Can you transcribe the data exactly? Leave the pictures out.

(Dataset rows about figures)
□ □ □
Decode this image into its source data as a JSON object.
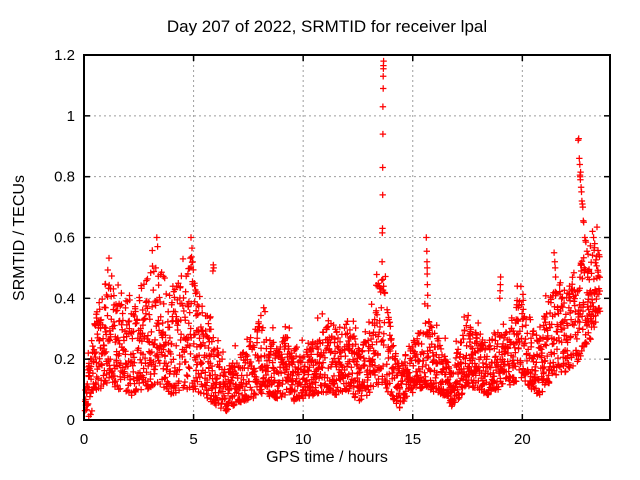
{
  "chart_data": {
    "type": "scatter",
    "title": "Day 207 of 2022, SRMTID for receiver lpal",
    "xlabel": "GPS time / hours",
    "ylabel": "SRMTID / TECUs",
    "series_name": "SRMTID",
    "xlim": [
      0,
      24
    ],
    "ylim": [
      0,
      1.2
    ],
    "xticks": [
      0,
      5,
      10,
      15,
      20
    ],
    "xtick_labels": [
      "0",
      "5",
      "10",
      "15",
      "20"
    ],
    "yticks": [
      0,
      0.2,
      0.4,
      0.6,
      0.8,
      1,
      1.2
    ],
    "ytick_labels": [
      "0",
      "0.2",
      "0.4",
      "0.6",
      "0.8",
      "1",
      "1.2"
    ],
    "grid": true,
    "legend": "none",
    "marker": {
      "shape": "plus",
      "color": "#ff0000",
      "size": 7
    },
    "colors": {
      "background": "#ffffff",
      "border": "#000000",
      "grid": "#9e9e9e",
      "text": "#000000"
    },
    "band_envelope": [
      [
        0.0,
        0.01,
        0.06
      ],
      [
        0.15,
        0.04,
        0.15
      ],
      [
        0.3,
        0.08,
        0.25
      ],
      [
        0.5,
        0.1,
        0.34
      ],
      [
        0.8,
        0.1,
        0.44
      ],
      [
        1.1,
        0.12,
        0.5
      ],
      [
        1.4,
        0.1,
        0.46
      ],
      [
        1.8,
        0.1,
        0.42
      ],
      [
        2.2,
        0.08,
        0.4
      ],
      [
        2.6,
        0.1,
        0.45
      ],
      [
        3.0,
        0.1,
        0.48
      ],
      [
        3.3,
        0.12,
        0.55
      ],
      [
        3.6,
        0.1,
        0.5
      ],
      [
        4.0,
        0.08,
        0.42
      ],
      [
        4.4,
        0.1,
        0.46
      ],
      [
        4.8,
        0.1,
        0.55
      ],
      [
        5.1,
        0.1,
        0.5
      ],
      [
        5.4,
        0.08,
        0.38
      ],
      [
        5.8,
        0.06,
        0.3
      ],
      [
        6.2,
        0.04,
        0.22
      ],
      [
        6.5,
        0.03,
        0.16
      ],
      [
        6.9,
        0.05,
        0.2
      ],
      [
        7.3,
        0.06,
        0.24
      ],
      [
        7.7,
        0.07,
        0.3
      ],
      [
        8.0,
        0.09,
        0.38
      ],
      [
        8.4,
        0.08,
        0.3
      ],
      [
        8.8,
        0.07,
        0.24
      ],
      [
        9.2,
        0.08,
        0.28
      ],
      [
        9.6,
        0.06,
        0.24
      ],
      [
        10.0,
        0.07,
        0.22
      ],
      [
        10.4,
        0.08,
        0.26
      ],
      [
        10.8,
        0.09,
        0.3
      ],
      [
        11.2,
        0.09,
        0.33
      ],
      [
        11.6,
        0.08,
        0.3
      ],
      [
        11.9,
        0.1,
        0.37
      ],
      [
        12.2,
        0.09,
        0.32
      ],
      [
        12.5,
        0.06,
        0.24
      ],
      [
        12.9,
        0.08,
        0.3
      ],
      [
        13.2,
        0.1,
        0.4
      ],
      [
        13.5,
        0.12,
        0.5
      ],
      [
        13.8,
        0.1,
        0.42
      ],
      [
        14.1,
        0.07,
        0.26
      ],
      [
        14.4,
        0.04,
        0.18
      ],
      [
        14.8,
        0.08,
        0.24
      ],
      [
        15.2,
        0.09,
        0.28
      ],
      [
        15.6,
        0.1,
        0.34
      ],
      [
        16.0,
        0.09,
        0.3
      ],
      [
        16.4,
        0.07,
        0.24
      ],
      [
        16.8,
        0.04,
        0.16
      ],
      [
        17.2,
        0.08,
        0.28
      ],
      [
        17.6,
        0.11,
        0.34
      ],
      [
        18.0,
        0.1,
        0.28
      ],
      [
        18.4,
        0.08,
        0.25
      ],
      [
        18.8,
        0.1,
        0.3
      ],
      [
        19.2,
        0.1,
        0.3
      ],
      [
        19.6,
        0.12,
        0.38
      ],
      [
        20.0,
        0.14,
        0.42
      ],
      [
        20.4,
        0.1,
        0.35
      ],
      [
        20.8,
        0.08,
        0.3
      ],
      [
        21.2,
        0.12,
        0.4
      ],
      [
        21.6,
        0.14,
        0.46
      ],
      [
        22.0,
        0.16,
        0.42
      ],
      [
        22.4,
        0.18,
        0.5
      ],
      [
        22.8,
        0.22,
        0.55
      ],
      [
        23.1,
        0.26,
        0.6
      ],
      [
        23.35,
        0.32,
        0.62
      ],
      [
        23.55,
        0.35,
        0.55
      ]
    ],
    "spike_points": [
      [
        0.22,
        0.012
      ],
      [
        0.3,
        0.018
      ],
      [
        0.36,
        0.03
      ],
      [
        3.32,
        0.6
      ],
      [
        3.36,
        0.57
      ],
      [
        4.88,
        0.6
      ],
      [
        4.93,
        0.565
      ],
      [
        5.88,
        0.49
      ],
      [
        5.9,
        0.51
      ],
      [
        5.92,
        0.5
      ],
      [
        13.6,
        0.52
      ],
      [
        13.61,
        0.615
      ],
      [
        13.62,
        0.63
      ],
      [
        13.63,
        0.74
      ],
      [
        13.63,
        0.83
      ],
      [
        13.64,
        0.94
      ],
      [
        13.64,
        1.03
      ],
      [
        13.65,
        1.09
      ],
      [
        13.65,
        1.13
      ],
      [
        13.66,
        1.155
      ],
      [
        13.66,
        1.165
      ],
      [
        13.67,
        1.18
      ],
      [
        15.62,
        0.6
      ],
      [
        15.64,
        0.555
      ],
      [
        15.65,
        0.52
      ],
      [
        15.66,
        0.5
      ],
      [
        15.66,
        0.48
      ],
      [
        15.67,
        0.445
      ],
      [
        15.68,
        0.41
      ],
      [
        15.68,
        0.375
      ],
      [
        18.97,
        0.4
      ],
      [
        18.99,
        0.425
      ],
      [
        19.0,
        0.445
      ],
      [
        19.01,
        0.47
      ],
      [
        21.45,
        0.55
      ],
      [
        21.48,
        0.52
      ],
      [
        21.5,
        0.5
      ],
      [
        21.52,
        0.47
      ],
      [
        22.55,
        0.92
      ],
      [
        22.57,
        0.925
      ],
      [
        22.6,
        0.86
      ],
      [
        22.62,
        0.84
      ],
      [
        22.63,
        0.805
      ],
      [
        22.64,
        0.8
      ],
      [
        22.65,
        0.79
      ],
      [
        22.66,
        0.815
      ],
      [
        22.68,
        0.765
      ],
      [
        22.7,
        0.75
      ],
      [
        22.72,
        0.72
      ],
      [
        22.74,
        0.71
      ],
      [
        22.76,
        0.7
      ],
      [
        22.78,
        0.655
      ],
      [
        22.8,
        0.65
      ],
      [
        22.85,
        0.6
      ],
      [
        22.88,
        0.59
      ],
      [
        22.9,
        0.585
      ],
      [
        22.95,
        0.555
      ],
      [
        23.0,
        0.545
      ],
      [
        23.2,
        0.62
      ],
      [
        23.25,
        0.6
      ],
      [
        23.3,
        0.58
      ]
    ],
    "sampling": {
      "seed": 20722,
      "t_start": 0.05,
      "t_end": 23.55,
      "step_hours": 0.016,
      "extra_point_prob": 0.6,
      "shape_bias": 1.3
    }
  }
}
□ □ □
# Result for this task:
Decode this image into its source data as a JSON object.
{
  "chart_data": {
    "type": "scatter",
    "title": "Day 207 of 2022, SRMTID for receiver lpal",
    "xlabel": "GPS time / hours",
    "ylabel": "SRMTID / TECUs",
    "series_name": "SRMTID",
    "xlim": [
      0,
      24
    ],
    "ylim": [
      0,
      1.2
    ],
    "xticks": [
      0,
      5,
      10,
      15,
      20
    ],
    "xtick_labels": [
      "0",
      "5",
      "10",
      "15",
      "20"
    ],
    "yticks": [
      0,
      0.2,
      0.4,
      0.6,
      0.8,
      1,
      1.2
    ],
    "ytick_labels": [
      "0",
      "0.2",
      "0.4",
      "0.6",
      "0.8",
      "1",
      "1.2"
    ],
    "grid": true,
    "legend": "none",
    "marker": {
      "shape": "plus",
      "color": "#ff0000",
      "size": 7
    },
    "colors": {
      "background": "#ffffff",
      "border": "#000000",
      "grid": "#9e9e9e",
      "text": "#000000"
    },
    "band_envelope": [
      [
        0.0,
        0.01,
        0.06
      ],
      [
        0.15,
        0.04,
        0.15
      ],
      [
        0.3,
        0.08,
        0.25
      ],
      [
        0.5,
        0.1,
        0.34
      ],
      [
        0.8,
        0.1,
        0.44
      ],
      [
        1.1,
        0.12,
        0.5
      ],
      [
        1.4,
        0.1,
        0.46
      ],
      [
        1.8,
        0.1,
        0.42
      ],
      [
        2.2,
        0.08,
        0.4
      ],
      [
        2.6,
        0.1,
        0.45
      ],
      [
        3.0,
        0.1,
        0.48
      ],
      [
        3.3,
        0.12,
        0.55
      ],
      [
        3.6,
        0.1,
        0.5
      ],
      [
        4.0,
        0.08,
        0.42
      ],
      [
        4.4,
        0.1,
        0.46
      ],
      [
        4.8,
        0.1,
        0.55
      ],
      [
        5.1,
        0.1,
        0.5
      ],
      [
        5.4,
        0.08,
        0.38
      ],
      [
        5.8,
        0.06,
        0.3
      ],
      [
        6.2,
        0.04,
        0.22
      ],
      [
        6.5,
        0.03,
        0.16
      ],
      [
        6.9,
        0.05,
        0.2
      ],
      [
        7.3,
        0.06,
        0.24
      ],
      [
        7.7,
        0.07,
        0.3
      ],
      [
        8.0,
        0.09,
        0.38
      ],
      [
        8.4,
        0.08,
        0.3
      ],
      [
        8.8,
        0.07,
        0.24
      ],
      [
        9.2,
        0.08,
        0.28
      ],
      [
        9.6,
        0.06,
        0.24
      ],
      [
        10.0,
        0.07,
        0.22
      ],
      [
        10.4,
        0.08,
        0.26
      ],
      [
        10.8,
        0.09,
        0.3
      ],
      [
        11.2,
        0.09,
        0.33
      ],
      [
        11.6,
        0.08,
        0.3
      ],
      [
        11.9,
        0.1,
        0.37
      ],
      [
        12.2,
        0.09,
        0.32
      ],
      [
        12.5,
        0.06,
        0.24
      ],
      [
        12.9,
        0.08,
        0.3
      ],
      [
        13.2,
        0.1,
        0.4
      ],
      [
        13.5,
        0.12,
        0.5
      ],
      [
        13.8,
        0.1,
        0.42
      ],
      [
        14.1,
        0.07,
        0.26
      ],
      [
        14.4,
        0.04,
        0.18
      ],
      [
        14.8,
        0.08,
        0.24
      ],
      [
        15.2,
        0.09,
        0.28
      ],
      [
        15.6,
        0.1,
        0.34
      ],
      [
        16.0,
        0.09,
        0.3
      ],
      [
        16.4,
        0.07,
        0.24
      ],
      [
        16.8,
        0.04,
        0.16
      ],
      [
        17.2,
        0.08,
        0.28
      ],
      [
        17.6,
        0.11,
        0.34
      ],
      [
        18.0,
        0.1,
        0.28
      ],
      [
        18.4,
        0.08,
        0.25
      ],
      [
        18.8,
        0.1,
        0.3
      ],
      [
        19.2,
        0.1,
        0.3
      ],
      [
        19.6,
        0.12,
        0.38
      ],
      [
        20.0,
        0.14,
        0.42
      ],
      [
        20.4,
        0.1,
        0.35
      ],
      [
        20.8,
        0.08,
        0.3
      ],
      [
        21.2,
        0.12,
        0.4
      ],
      [
        21.6,
        0.14,
        0.46
      ],
      [
        22.0,
        0.16,
        0.42
      ],
      [
        22.4,
        0.18,
        0.5
      ],
      [
        22.8,
        0.22,
        0.55
      ],
      [
        23.1,
        0.26,
        0.6
      ],
      [
        23.35,
        0.32,
        0.62
      ],
      [
        23.55,
        0.35,
        0.55
      ]
    ],
    "spike_points": [
      [
        0.22,
        0.012
      ],
      [
        0.3,
        0.018
      ],
      [
        0.36,
        0.03
      ],
      [
        3.32,
        0.6
      ],
      [
        3.36,
        0.57
      ],
      [
        4.88,
        0.6
      ],
      [
        4.93,
        0.565
      ],
      [
        5.88,
        0.49
      ],
      [
        5.9,
        0.51
      ],
      [
        5.92,
        0.5
      ],
      [
        13.6,
        0.52
      ],
      [
        13.61,
        0.615
      ],
      [
        13.62,
        0.63
      ],
      [
        13.63,
        0.74
      ],
      [
        13.63,
        0.83
      ],
      [
        13.64,
        0.94
      ],
      [
        13.64,
        1.03
      ],
      [
        13.65,
        1.09
      ],
      [
        13.65,
        1.13
      ],
      [
        13.66,
        1.155
      ],
      [
        13.66,
        1.165
      ],
      [
        13.67,
        1.18
      ],
      [
        15.62,
        0.6
      ],
      [
        15.64,
        0.555
      ],
      [
        15.65,
        0.52
      ],
      [
        15.66,
        0.5
      ],
      [
        15.66,
        0.48
      ],
      [
        15.67,
        0.445
      ],
      [
        15.68,
        0.41
      ],
      [
        15.68,
        0.375
      ],
      [
        18.97,
        0.4
      ],
      [
        18.99,
        0.425
      ],
      [
        19.0,
        0.445
      ],
      [
        19.01,
        0.47
      ],
      [
        21.45,
        0.55
      ],
      [
        21.48,
        0.52
      ],
      [
        21.5,
        0.5
      ],
      [
        21.52,
        0.47
      ],
      [
        22.55,
        0.92
      ],
      [
        22.57,
        0.925
      ],
      [
        22.6,
        0.86
      ],
      [
        22.62,
        0.84
      ],
      [
        22.63,
        0.805
      ],
      [
        22.64,
        0.8
      ],
      [
        22.65,
        0.79
      ],
      [
        22.66,
        0.815
      ],
      [
        22.68,
        0.765
      ],
      [
        22.7,
        0.75
      ],
      [
        22.72,
        0.72
      ],
      [
        22.74,
        0.71
      ],
      [
        22.76,
        0.7
      ],
      [
        22.78,
        0.655
      ],
      [
        22.8,
        0.65
      ],
      [
        22.85,
        0.6
      ],
      [
        22.88,
        0.59
      ],
      [
        22.9,
        0.585
      ],
      [
        22.95,
        0.555
      ],
      [
        23.0,
        0.545
      ],
      [
        23.2,
        0.62
      ],
      [
        23.25,
        0.6
      ],
      [
        23.3,
        0.58
      ]
    ],
    "sampling": {
      "seed": 20722,
      "t_start": 0.05,
      "t_end": 23.55,
      "step_hours": 0.016,
      "extra_point_prob": 0.6,
      "shape_bias": 1.3
    }
  }
}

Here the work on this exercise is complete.